+++ Given data +++

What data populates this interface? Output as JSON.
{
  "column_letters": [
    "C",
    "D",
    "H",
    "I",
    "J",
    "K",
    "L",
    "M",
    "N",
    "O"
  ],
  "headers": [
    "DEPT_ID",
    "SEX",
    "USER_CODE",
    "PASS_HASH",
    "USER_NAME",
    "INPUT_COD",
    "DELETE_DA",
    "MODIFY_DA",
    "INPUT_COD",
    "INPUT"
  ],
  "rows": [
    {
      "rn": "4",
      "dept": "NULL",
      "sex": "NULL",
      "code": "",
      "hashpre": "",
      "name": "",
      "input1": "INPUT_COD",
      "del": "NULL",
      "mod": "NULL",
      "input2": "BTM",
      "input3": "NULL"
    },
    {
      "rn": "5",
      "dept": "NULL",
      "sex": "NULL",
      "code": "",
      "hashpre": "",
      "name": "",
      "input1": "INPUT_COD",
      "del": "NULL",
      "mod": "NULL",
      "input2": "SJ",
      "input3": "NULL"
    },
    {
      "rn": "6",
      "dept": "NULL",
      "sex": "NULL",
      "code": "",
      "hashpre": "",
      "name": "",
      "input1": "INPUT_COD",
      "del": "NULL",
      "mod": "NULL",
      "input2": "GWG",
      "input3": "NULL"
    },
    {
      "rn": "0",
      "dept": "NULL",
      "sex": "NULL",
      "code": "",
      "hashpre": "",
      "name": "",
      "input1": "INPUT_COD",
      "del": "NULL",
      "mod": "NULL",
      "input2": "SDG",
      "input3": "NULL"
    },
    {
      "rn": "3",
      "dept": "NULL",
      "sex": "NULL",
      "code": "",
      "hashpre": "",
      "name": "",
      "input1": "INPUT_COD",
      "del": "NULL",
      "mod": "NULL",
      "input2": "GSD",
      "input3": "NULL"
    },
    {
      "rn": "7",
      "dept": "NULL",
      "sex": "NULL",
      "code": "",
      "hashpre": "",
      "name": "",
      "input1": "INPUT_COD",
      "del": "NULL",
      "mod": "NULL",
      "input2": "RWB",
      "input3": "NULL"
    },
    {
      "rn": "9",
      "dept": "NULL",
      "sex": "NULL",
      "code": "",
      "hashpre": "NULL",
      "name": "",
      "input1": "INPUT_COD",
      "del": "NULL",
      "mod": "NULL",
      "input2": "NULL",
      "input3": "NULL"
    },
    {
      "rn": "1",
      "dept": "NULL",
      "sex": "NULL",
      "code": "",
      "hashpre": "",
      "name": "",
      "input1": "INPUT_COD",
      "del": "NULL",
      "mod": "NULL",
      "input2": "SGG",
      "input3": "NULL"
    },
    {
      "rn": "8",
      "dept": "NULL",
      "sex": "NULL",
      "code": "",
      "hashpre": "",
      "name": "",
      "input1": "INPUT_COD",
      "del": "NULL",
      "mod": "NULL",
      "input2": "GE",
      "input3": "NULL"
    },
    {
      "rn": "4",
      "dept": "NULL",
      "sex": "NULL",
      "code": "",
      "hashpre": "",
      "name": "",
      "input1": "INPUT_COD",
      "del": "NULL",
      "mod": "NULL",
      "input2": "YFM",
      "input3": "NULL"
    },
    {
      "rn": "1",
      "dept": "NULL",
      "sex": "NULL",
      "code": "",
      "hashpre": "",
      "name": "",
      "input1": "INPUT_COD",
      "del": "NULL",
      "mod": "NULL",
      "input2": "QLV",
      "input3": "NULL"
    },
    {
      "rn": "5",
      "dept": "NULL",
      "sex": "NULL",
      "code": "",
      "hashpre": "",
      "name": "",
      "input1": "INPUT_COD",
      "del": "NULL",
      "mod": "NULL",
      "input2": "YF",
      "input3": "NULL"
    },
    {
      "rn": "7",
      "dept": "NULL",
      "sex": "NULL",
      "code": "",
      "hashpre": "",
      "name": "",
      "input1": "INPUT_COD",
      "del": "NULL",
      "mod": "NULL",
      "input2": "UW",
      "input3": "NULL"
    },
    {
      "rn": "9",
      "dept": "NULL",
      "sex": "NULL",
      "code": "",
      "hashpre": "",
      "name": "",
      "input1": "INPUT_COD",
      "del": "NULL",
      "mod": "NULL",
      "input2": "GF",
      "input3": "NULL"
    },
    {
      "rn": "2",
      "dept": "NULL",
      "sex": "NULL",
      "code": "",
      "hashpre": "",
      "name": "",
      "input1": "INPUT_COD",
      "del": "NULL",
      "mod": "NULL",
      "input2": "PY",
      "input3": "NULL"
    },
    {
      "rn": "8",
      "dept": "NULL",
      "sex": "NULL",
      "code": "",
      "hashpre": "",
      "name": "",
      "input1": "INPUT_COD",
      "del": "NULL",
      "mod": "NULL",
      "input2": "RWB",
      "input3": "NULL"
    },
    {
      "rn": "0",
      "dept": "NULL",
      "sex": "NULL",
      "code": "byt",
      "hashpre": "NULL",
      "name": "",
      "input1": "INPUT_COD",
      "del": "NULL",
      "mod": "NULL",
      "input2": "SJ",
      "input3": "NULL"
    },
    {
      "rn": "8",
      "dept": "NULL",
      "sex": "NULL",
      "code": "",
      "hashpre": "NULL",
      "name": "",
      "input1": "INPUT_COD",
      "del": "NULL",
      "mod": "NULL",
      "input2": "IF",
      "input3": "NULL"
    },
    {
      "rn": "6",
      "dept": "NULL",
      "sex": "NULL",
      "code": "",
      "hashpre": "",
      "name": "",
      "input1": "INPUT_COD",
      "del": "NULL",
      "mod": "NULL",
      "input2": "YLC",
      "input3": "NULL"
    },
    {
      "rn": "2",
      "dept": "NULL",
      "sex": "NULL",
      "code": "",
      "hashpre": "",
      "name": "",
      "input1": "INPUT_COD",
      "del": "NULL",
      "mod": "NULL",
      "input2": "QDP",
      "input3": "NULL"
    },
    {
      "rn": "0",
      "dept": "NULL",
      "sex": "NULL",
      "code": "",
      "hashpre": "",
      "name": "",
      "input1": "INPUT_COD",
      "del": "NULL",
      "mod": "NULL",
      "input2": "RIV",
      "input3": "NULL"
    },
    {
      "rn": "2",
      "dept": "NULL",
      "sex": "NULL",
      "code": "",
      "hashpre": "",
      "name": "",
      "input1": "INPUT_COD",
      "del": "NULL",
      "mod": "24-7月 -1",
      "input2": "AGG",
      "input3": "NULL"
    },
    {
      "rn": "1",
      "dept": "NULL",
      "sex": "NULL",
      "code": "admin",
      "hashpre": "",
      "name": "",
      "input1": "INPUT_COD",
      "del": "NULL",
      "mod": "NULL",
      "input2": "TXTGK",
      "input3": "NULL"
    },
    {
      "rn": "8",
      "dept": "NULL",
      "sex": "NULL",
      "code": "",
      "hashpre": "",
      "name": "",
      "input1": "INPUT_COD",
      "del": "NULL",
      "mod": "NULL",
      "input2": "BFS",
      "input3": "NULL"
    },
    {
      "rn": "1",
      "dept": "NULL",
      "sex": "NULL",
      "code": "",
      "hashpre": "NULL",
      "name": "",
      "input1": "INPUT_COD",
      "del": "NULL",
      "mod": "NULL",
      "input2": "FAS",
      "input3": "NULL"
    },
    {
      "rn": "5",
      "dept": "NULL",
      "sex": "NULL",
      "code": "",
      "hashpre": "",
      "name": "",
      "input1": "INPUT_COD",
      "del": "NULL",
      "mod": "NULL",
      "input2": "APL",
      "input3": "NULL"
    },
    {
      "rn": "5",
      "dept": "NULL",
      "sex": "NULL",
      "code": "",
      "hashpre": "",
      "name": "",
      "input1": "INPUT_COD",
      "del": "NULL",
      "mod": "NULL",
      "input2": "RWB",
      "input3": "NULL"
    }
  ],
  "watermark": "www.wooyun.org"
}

+++

All the entries above need to be reproduced exactly.

What data populates this interface? Output as JSON.
{
  "column_letters": [
    "C",
    "D",
    "H",
    "I",
    "J",
    "K",
    "L",
    "M",
    "N",
    "O"
  ],
  "headers": [
    "DEPT_ID",
    "SEX",
    "USER_CODE",
    "PASS_HASH",
    "USER_NAME",
    "INPUT_COD",
    "DELETE_DA",
    "MODIFY_DA",
    "INPUT_COD",
    "INPUT"
  ],
  "rows": [
    {
      "rn": "4",
      "dept": "NULL",
      "sex": "NULL",
      "code": "",
      "hashpre": "",
      "name": "",
      "input1": "INPUT_COD",
      "del": "NULL",
      "mod": "NULL",
      "input2": "BTM",
      "input3": "NULL"
    },
    {
      "rn": "5",
      "dept": "NULL",
      "sex": "NULL",
      "code": "",
      "hashpre": "",
      "name": "",
      "input1": "INPUT_COD",
      "del": "NULL",
      "mod": "NULL",
      "input2": "SJ",
      "input3": "NULL"
    },
    {
      "rn": "6",
      "dept": "NULL",
      "sex": "NULL",
      "code": "",
      "hashpre": "",
      "name": "",
      "input1": "INPUT_COD",
      "del": "NULL",
      "mod": "NULL",
      "input2": "GWG",
      "input3": "NULL"
    },
    {
      "rn": "0",
      "dept": "NULL",
      "sex": "NULL",
      "code": "",
      "hashpre": "",
      "name": "",
      "input1": "INPUT_COD",
      "del": "NULL",
      "mod": "NULL",
      "input2": "SDG",
      "input3": "NULL"
    },
    {
      "rn": "3",
      "dept": "NULL",
      "sex": "NULL",
      "code": "",
      "hashpre": "",
      "name": "",
      "input1": "INPUT_COD",
      "del": "NULL",
      "mod": "NULL",
      "input2": "GSD",
      "input3": "NULL"
    },
    {
      "rn": "7",
      "dept": "NULL",
      "sex": "NULL",
      "code": "",
      "hashpre": "",
      "name": "",
      "input1": "INPUT_COD",
      "del": "NULL",
      "mod": "NULL",
      "input2": "RWB",
      "input3": "NULL"
    },
    {
      "rn": "9",
      "dept": "NULL",
      "sex": "NULL",
      "code": "",
      "hashpre": "NULL",
      "name": "",
      "input1": "INPUT_COD",
      "del": "NULL",
      "mod": "NULL",
      "input2": "NULL",
      "input3": "NULL"
    },
    {
      "rn": "1",
      "dept": "NULL",
      "sex": "NULL",
      "code": "",
      "hashpre": "",
      "name": "",
      "input1": "INPUT_COD",
      "del": "NULL",
      "mod": "NULL",
      "input2": "SGG",
      "input3": "NULL"
    },
    {
      "rn": "8",
      "dept": "NULL",
      "sex": "NULL",
      "code": "",
      "hashpre": "",
      "name": "",
      "input1": "INPUT_COD",
      "del": "NULL",
      "mod": "NULL",
      "input2": "GE",
      "input3": "NULL"
    },
    {
      "rn": "4",
      "dept": "NULL",
      "sex": "NULL",
      "code": "",
      "hashpre": "",
      "name": "",
      "input1": "INPUT_COD",
      "del": "NULL",
      "mod": "NULL",
      "input2": "YFM",
      "input3": "NULL"
    },
    {
      "rn": "1",
      "dept": "NULL",
      "sex": "NULL",
      "code": "",
      "hashpre": "",
      "name": "",
      "input1": "INPUT_COD",
      "del": "NULL",
      "mod": "NULL",
      "input2": "QLV",
      "input3": "NULL"
    },
    {
      "rn": "5",
      "dept": "NULL",
      "sex": "NULL",
      "code": "",
      "hashpre": "",
      "name": "",
      "input1": "INPUT_COD",
      "del": "NULL",
      "mod": "NULL",
      "input2": "YF",
      "input3": "NULL"
    },
    {
      "rn": "7",
      "dept": "NULL",
      "sex": "NULL",
      "code": "",
      "hashpre": "",
      "name": "",
      "input1": "INPUT_COD",
      "del": "NULL",
      "mod": "NULL",
      "input2": "UW",
      "input3": "NULL"
    },
    {
      "rn": "9",
      "dept": "NULL",
      "sex": "NULL",
      "code": "",
      "hashpre": "",
      "name": "",
      "input1": "INPUT_COD",
      "del": "NULL",
      "mod": "NULL",
      "input2": "GF",
      "input3": "NULL"
    },
    {
      "rn": "2",
      "dept": "NULL",
      "sex": "NULL",
      "code": "",
      "hashpre": "",
      "name": "",
      "input1": "INPUT_COD",
      "del": "NULL",
      "mod": "NULL",
      "input2": "PY",
      "input3": "NULL"
    },
    {
      "rn": "8",
      "dept": "NULL",
      "sex": "NULL",
      "code": "",
      "hashpre": "",
      "name": "",
      "input1": "INPUT_COD",
      "del": "NULL",
      "mod": "NULL",
      "input2": "RWB",
      "input3": "NULL"
    },
    {
      "rn": "0",
      "dept": "NULL",
      "sex": "NULL",
      "code": "byt",
      "hashpre": "NULL",
      "name": "",
      "input1": "INPUT_COD",
      "del": "NULL",
      "mod": "NULL",
      "input2": "SJ",
      "input3": "NULL"
    },
    {
      "rn": "8",
      "dept": "NULL",
      "sex": "NULL",
      "code": "",
      "hashpre": "NULL",
      "name": "",
      "input1": "INPUT_COD",
      "del": "NULL",
      "mod": "NULL",
      "input2": "IF",
      "input3": "NULL"
    },
    {
      "rn": "6",
      "dept": "NULL",
      "sex": "NULL",
      "code": "",
      "hashpre": "",
      "name": "",
      "input1": "INPUT_COD",
      "del": "NULL",
      "mod": "NULL",
      "input2": "YLC",
      "input3": "NULL"
    },
    {
      "rn": "2",
      "dept": "NULL",
      "sex": "NULL",
      "code": "",
      "hashpre": "",
      "name": "",
      "input1": "INPUT_COD",
      "del": "NULL",
      "mod": "NULL",
      "input2": "QDP",
      "input3": "NULL"
    },
    {
      "rn": "0",
      "dept": "NULL",
      "sex": "NULL",
      "code": "",
      "hashpre": "",
      "name": "",
      "input1": "INPUT_COD",
      "del": "NULL",
      "mod": "NULL",
      "input2": "RIV",
      "input3": "NULL"
    },
    {
      "rn": "2",
      "dept": "NULL",
      "sex": "NULL",
      "code": "",
      "hashpre": "",
      "name": "",
      "input1": "INPUT_COD",
      "del": "NULL",
      "mod": "24-7月 -1",
      "input2": "AGG",
      "input3": "NULL"
    },
    {
      "rn": "1",
      "dept": "NULL",
      "sex": "NULL",
      "code": "admin",
      "hashpre": "",
      "name": "",
      "input1": "INPUT_COD",
      "del": "NULL",
      "mod": "NULL",
      "input2": "TXTGK",
      "input3": "NULL"
    },
    {
      "rn": "8",
      "dept": "NULL",
      "sex": "NULL",
      "code": "",
      "hashpre": "",
      "name": "",
      "input1": "INPUT_COD",
      "del": "NULL",
      "mod": "NULL",
      "input2": "BFS",
      "input3": "NULL"
    },
    {
      "rn": "1",
      "dept": "NULL",
      "sex": "NULL",
      "code": "",
      "hashpre": "NULL",
      "name": "",
      "input1": "INPUT_COD",
      "del": "NULL",
      "mod": "NULL",
      "input2": "FAS",
      "input3": "NULL"
    },
    {
      "rn": "5",
      "dept": "NULL",
      "sex": "NULL",
      "code": "",
      "hashpre": "",
      "name": "",
      "input1": "INPUT_COD",
      "del": "NULL",
      "mod": "NULL",
      "input2": "APL",
      "input3": "NULL"
    },
    {
      "rn": "5",
      "dept": "NULL",
      "sex": "NULL",
      "code": "",
      "hashpre": "",
      "name": "",
      "input1": "INPUT_COD",
      "del": "NULL",
      "mod": "NULL",
      "input2": "RWB",
      "input3": "NULL"
    }
  ],
  "watermark": "www.wooyun.org"
}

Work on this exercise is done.